*EXERCISE DATA*:
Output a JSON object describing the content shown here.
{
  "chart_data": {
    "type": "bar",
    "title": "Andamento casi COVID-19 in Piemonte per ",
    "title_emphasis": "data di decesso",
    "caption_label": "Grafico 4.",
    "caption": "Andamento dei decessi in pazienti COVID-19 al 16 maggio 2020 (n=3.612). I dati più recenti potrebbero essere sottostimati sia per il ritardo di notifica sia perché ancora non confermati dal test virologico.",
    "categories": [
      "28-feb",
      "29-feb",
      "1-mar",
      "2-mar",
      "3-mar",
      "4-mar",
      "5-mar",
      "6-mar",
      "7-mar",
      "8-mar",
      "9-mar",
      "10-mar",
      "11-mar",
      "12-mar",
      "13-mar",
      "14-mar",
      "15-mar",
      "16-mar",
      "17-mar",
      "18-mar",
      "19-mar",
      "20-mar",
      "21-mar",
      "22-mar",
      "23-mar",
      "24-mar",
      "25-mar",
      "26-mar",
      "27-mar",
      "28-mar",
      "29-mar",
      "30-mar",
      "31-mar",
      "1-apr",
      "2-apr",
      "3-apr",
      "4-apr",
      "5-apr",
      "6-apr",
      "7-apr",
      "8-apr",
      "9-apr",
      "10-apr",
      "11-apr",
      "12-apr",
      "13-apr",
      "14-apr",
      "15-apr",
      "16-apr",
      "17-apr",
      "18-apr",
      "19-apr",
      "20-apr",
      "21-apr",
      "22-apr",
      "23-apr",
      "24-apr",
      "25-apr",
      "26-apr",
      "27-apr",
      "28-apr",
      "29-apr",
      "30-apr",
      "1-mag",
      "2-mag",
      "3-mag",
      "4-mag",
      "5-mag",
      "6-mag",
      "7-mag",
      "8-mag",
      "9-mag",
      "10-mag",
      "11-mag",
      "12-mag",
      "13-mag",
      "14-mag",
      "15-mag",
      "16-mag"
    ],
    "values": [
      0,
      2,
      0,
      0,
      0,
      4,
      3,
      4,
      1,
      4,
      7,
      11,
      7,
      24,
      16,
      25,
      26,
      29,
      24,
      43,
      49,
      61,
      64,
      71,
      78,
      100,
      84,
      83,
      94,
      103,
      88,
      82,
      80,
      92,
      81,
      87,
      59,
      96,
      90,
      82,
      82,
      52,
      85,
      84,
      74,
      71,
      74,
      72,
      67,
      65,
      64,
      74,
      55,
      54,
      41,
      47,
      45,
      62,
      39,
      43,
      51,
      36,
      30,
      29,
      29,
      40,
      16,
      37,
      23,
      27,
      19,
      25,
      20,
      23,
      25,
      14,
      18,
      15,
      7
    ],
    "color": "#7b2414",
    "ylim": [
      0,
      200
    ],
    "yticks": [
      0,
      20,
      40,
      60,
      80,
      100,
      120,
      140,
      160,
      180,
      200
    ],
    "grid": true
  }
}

*PROMPT*:
From the data above, extract every line in its exact form.

*RESULT FOR THIS TASK*:
Output a JSON object describing the content shown here.
{
  "chart_data": {
    "type": "bar",
    "title": "Andamento casi COVID-19 in Piemonte per ",
    "title_emphasis": "data di decesso",
    "caption_label": "Grafico 4.",
    "caption": "Andamento dei decessi in pazienti COVID-19 al 16 maggio 2020 (n=3.612). I dati più recenti potrebbero essere sottostimati sia per il ritardo di notifica sia perché ancora non confermati dal test virologico.",
    "categories": [
      "28-feb",
      "29-feb",
      "1-mar",
      "2-mar",
      "3-mar",
      "4-mar",
      "5-mar",
      "6-mar",
      "7-mar",
      "8-mar",
      "9-mar",
      "10-mar",
      "11-mar",
      "12-mar",
      "13-mar",
      "14-mar",
      "15-mar",
      "16-mar",
      "17-mar",
      "18-mar",
      "19-mar",
      "20-mar",
      "21-mar",
      "22-mar",
      "23-mar",
      "24-mar",
      "25-mar",
      "26-mar",
      "27-mar",
      "28-mar",
      "29-mar",
      "30-mar",
      "31-mar",
      "1-apr",
      "2-apr",
      "3-apr",
      "4-apr",
      "5-apr",
      "6-apr",
      "7-apr",
      "8-apr",
      "9-apr",
      "10-apr",
      "11-apr",
      "12-apr",
      "13-apr",
      "14-apr",
      "15-apr",
      "16-apr",
      "17-apr",
      "18-apr",
      "19-apr",
      "20-apr",
      "21-apr",
      "22-apr",
      "23-apr",
      "24-apr",
      "25-apr",
      "26-apr",
      "27-apr",
      "28-apr",
      "29-apr",
      "30-apr",
      "1-mag",
      "2-mag",
      "3-mag",
      "4-mag",
      "5-mag",
      "6-mag",
      "7-mag",
      "8-mag",
      "9-mag",
      "10-mag",
      "11-mag",
      "12-mag",
      "13-mag",
      "14-mag",
      "15-mag",
      "16-mag"
    ],
    "values": [
      0,
      2,
      0,
      0,
      0,
      4,
      3,
      4,
      1,
      4,
      7,
      11,
      7,
      24,
      16,
      25,
      26,
      29,
      24,
      43,
      49,
      61,
      64,
      71,
      78,
      100,
      84,
      83,
      94,
      103,
      88,
      82,
      80,
      92,
      81,
      87,
      59,
      96,
      90,
      82,
      82,
      52,
      85,
      84,
      74,
      71,
      74,
      72,
      67,
      65,
      64,
      74,
      55,
      54,
      41,
      47,
      45,
      62,
      39,
      43,
      51,
      36,
      30,
      29,
      29,
      40,
      16,
      37,
      23,
      27,
      19,
      25,
      20,
      23,
      25,
      14,
      18,
      15,
      7
    ],
    "color": "#7b2414",
    "ylim": [
      0,
      200
    ],
    "yticks": [
      0,
      20,
      40,
      60,
      80,
      100,
      120,
      140,
      160,
      180,
      200
    ],
    "grid": true
  }
}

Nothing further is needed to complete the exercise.